**** Sección del documento ****

MÁSCARAS Y CENIZAS
Santiago Gil
Hace años la vida tenía sus ciclos mucho más marcados
que ahora. Los carnavales no necesitaban de diseñadores rumbosos ni de
campañas publicitarias y mediáticas para lograr que las fiestas salieran a
la calle. En los años del franquismo estaban prohibidas las
carnestolendas, aunque en sus epígonos recuerdo disfrazarme por las calles
del pueblo con tres o cuatro retales y una careta desgastada de diablo o
de payaso. Posiblemente hicieran la vista gorda con los niños, no lo sé.
Sí recuerdo que entonces no había comparsas glamurosas, murgas o
parafernalias espectaculares. Lo que había eran mascaritas que salían a la
calle con un palo de fregona o de escoba, cuatro telas viejas para cubrir
el cuerpo y una voz atiplada con la que esconder la identidad. Nosotros
éramos la mascaritas que andábamos por Guía en los primeros años de los
setenta. Lo que nos gustaba, aparte de la asunción de nuevas
personalidades y del vacilón, era ir de casa en casa pidiendo huevos. No
queríamos caramelos, ni dulces, y a lo sumo aceptábamos alguna media
peseta o un duro: lo que perseguíamos las muchas mascaritas que entonces
nos cruzábamos por las calles con nuestra cutre puesta en escena era
llenar los cestos o las talegas de huevos. Tocabas en las puertas, o
directamente pasabas al interior de la casa anunciando la fiesta con tu
voz más festiva o con un par de aplausos más o menos ruidosos. Salían
todos a preguntarte que quién eras, y se podían tirar media tarde
haciéndote preguntas y sacándote pistas por la voz, por tus movimientos o
por lo poco que tapábamos nuestra verdadera identidad. El premio era que
te dieran un huevito, que es lo que pedíamos nosotros desde que tocábamos
en la puerta, "¿me da un huevito?", mientras que los que trataban de
sonsacarte empezaban con frases con retranca en las que siempre aparecía
la palabra mascarita como una letanía que posiblemente se llevaba
repitiendo cientos de años. Las caretas eran de plástico y generalmente se
presentaban en los escaparates con colores chillones y llamativos que
luego se iban destiñendo con el agua de las lluvias o nuestro propio
sudor. Molestaba una barbaridad el elástico con el que te las sujetabas a
la cabeza, y como ya he dicho solían durar varios carnavales y además eran
intercambiables. Nos pasábamos las caretas unos a otros, cada vez más
ajadas, cada vez menos engañosas. A medida que fueron pasando los años ya
sabíamos cada uno de nosotros quién estaba detrás de la cara de Popeye o
de aquellos diablillos pintarrajeados con colores chillones que se iban
quedando cada vez más mansos y descoloridos. Pero a pesar de ese cutrerío
había mucho encanto en aquellos carnavales improvisados que nos sacaban a
la calle desde que salíamos del colegio. En las casas también nos daban
tortillas de carnaval, de hecho el premio mejor era la combinación de unas
cuantas tortillas de carnaval y un par de huevitos. No recuerdo si los
huevos llegaban luego a nuestras casas. Eso era lo menos que nos
importaba. Lo que valía es que a las ocho de la noche, que era la hora en
que nos solíamos reencontrar casi todas las mascaritas en el entorno de la
plaza grande, tú tuvieras el número suficiente para ganar y para demostrar
que eras el que más habías llamado la atención en el pueblo. Se entendía
que cuanto más gracioso, más llamativo y más festivo fuera tu disfraz y tu
gracejo más huevos te darían en las casas, y de alguna forma se cumplía
ese adagio, aunque supongo que siempre estaría el listillo que compraría
los huevos en la tienda o los cogería directamente en la nevera de su
casa. Las ropas valían más cuanto más horteras, viejas y coloristas, y
sobre todo nos volvíamos locos por las más antiguas, por sagalejos, trajes
o batas del año de Maricastaña. Nos encantaba hurgar en los baúles y los
cuartos de trastos de las casas de nuestras abuelas y encontrar entre los
gramófonos y las lavativas cualquier prenda que nos convirtiera por unas
horas en los reyes del mambo carnavalero guiense. También recuerdo algunas
guerras a palazo limpio por las calles. Había algunos que ni disfrazados
podían dejar a un lado las pendencias, y luego estaban los cobardes que
aprovechándose del palo y la careta pretendían vengar afrentas pasadas.

**** Extractos de líneas ****

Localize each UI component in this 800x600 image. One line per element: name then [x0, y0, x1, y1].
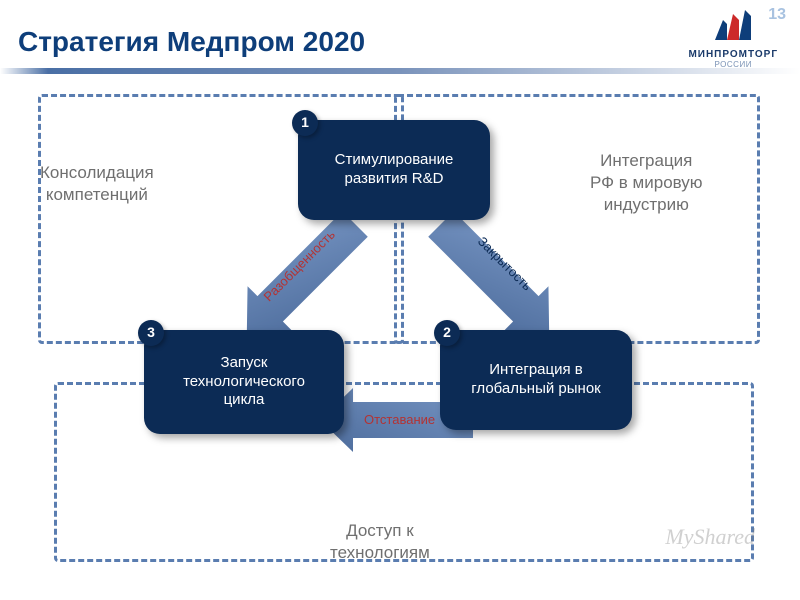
badge-left: 3: [138, 320, 164, 346]
logo: МИНПРОМТОРГ РОССИИ: [688, 10, 778, 69]
node-left: 3 Запуск технологического цикла: [144, 330, 344, 434]
node-left-label: Запуск технологического цикла: [183, 354, 305, 410]
outer-label-top-right: Интеграция РФ в мировую индустрию: [590, 150, 703, 216]
node-right-label: Интеграция в глобальный рынок: [471, 361, 601, 399]
badge-top: 1: [292, 110, 318, 136]
page-title: Стратегия Медпром 2020: [18, 26, 365, 58]
outer-label-top-left: Консолидация компетенций: [40, 162, 154, 206]
node-top: 1 Стимулирование развития R&D: [298, 120, 490, 220]
node-top-label: Стимулирование развития R&D: [335, 151, 454, 189]
diagram-canvas: Разобщенность Закрытость Отставание 1 Ст…: [0, 80, 800, 600]
logo-main: МИНПРОМТОРГ: [688, 49, 778, 60]
outer-label-bottom: Доступ к технологиям: [330, 520, 430, 564]
header-rule: [0, 68, 800, 74]
node-right: 2 Интеграция в глобальный рынок: [440, 330, 632, 430]
badge-right: 2: [434, 320, 460, 346]
arrow-label-bottom: Отставание: [364, 412, 435, 427]
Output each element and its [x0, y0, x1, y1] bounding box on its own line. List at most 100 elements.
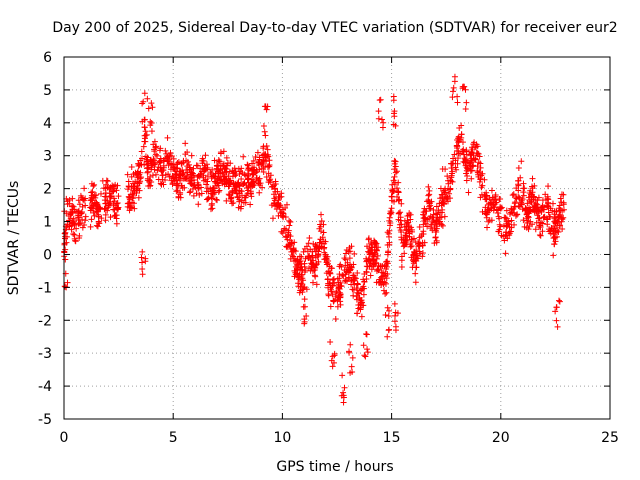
data-point [329, 363, 336, 370]
data-point [152, 171, 159, 178]
data-point [256, 175, 263, 182]
data-point [175, 194, 182, 201]
data-point [260, 168, 267, 175]
data-point [309, 252, 316, 259]
data-point [493, 206, 500, 213]
data-point [419, 230, 426, 237]
data-point [131, 188, 138, 195]
data-point [132, 178, 139, 185]
data-point [261, 128, 268, 135]
data-point [468, 167, 475, 174]
x-tick-label: 25 [601, 430, 619, 446]
data-point [517, 174, 524, 181]
data-point [219, 169, 226, 176]
data-point [64, 201, 71, 208]
data-point [166, 173, 173, 180]
data-point [202, 152, 209, 159]
data-point [173, 182, 180, 189]
data-point [240, 199, 247, 206]
data-point [524, 200, 531, 207]
data-point [448, 174, 455, 181]
data-point [102, 217, 109, 224]
data-point [75, 207, 82, 214]
data-point [462, 86, 469, 93]
data-point [392, 327, 399, 334]
data-point [270, 215, 277, 222]
data-point [384, 333, 391, 340]
data-point [460, 146, 467, 153]
data-point [424, 198, 431, 205]
data-point [488, 217, 495, 224]
data-point [398, 264, 405, 271]
data-point [329, 279, 336, 286]
data-point [148, 100, 155, 107]
data-point [340, 273, 347, 280]
data-point [533, 205, 540, 212]
data-point [502, 214, 509, 221]
data-point [382, 311, 389, 318]
data-point [238, 175, 245, 182]
data-point [492, 192, 499, 199]
data-point [88, 192, 95, 199]
data-point [160, 181, 167, 188]
data-point [93, 192, 100, 199]
data-point [362, 353, 369, 360]
data-point [303, 286, 310, 293]
data-point [102, 193, 109, 200]
data-point [139, 118, 146, 125]
data-point [490, 201, 497, 208]
data-point [539, 228, 546, 235]
data-point [233, 184, 240, 191]
data-point [391, 300, 398, 307]
data-point [360, 302, 367, 309]
data-point [255, 179, 262, 186]
data-point [485, 218, 492, 225]
data-point [401, 217, 408, 224]
data-point [318, 217, 325, 224]
data-point [115, 204, 122, 211]
data-point [157, 145, 164, 152]
data-point [253, 175, 260, 182]
data-point [505, 218, 512, 225]
data-point [222, 165, 229, 172]
data-point [406, 230, 413, 237]
data-point [156, 158, 163, 165]
data-point [125, 183, 132, 190]
data-point [267, 172, 274, 179]
data-point [272, 203, 279, 210]
x-tick-label: 15 [383, 430, 401, 446]
data-point [236, 198, 243, 205]
data-point [453, 142, 460, 149]
data-point [531, 182, 538, 189]
data-point [454, 137, 461, 144]
data-point [184, 158, 191, 165]
data-point [244, 167, 251, 174]
data-point [137, 175, 144, 182]
data-point [152, 144, 159, 151]
data-point [307, 267, 314, 274]
data-point [371, 249, 378, 256]
data-point [209, 184, 216, 191]
data-point [440, 187, 447, 194]
data-point [160, 164, 167, 171]
data-point [340, 399, 347, 406]
data-point [291, 239, 298, 246]
data-point [477, 194, 484, 201]
data-point [221, 168, 228, 175]
data-point [426, 187, 433, 194]
data-point [484, 224, 491, 231]
data-point [547, 213, 554, 220]
data-point [393, 168, 400, 175]
data-point [482, 210, 489, 217]
data-point [518, 158, 525, 165]
data-point [522, 205, 529, 212]
data-point [347, 341, 354, 348]
data-point [409, 236, 416, 243]
data-point [492, 197, 499, 204]
data-point [348, 277, 355, 284]
data-point [79, 203, 86, 210]
y-tick-label: -5 [38, 412, 52, 428]
data-point [302, 267, 309, 274]
data-point [141, 124, 148, 131]
data-point [360, 276, 367, 283]
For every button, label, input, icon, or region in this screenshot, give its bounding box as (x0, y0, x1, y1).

****

→ **Instrucciones a seguir**
Según el texto sobre los carnavales de Guía, ¿a qué hora solían reencontrarse casi todas las mascaritas en el entorno de la plaza grande?

→ **Solución de la tarea**
A las ocho de la noche.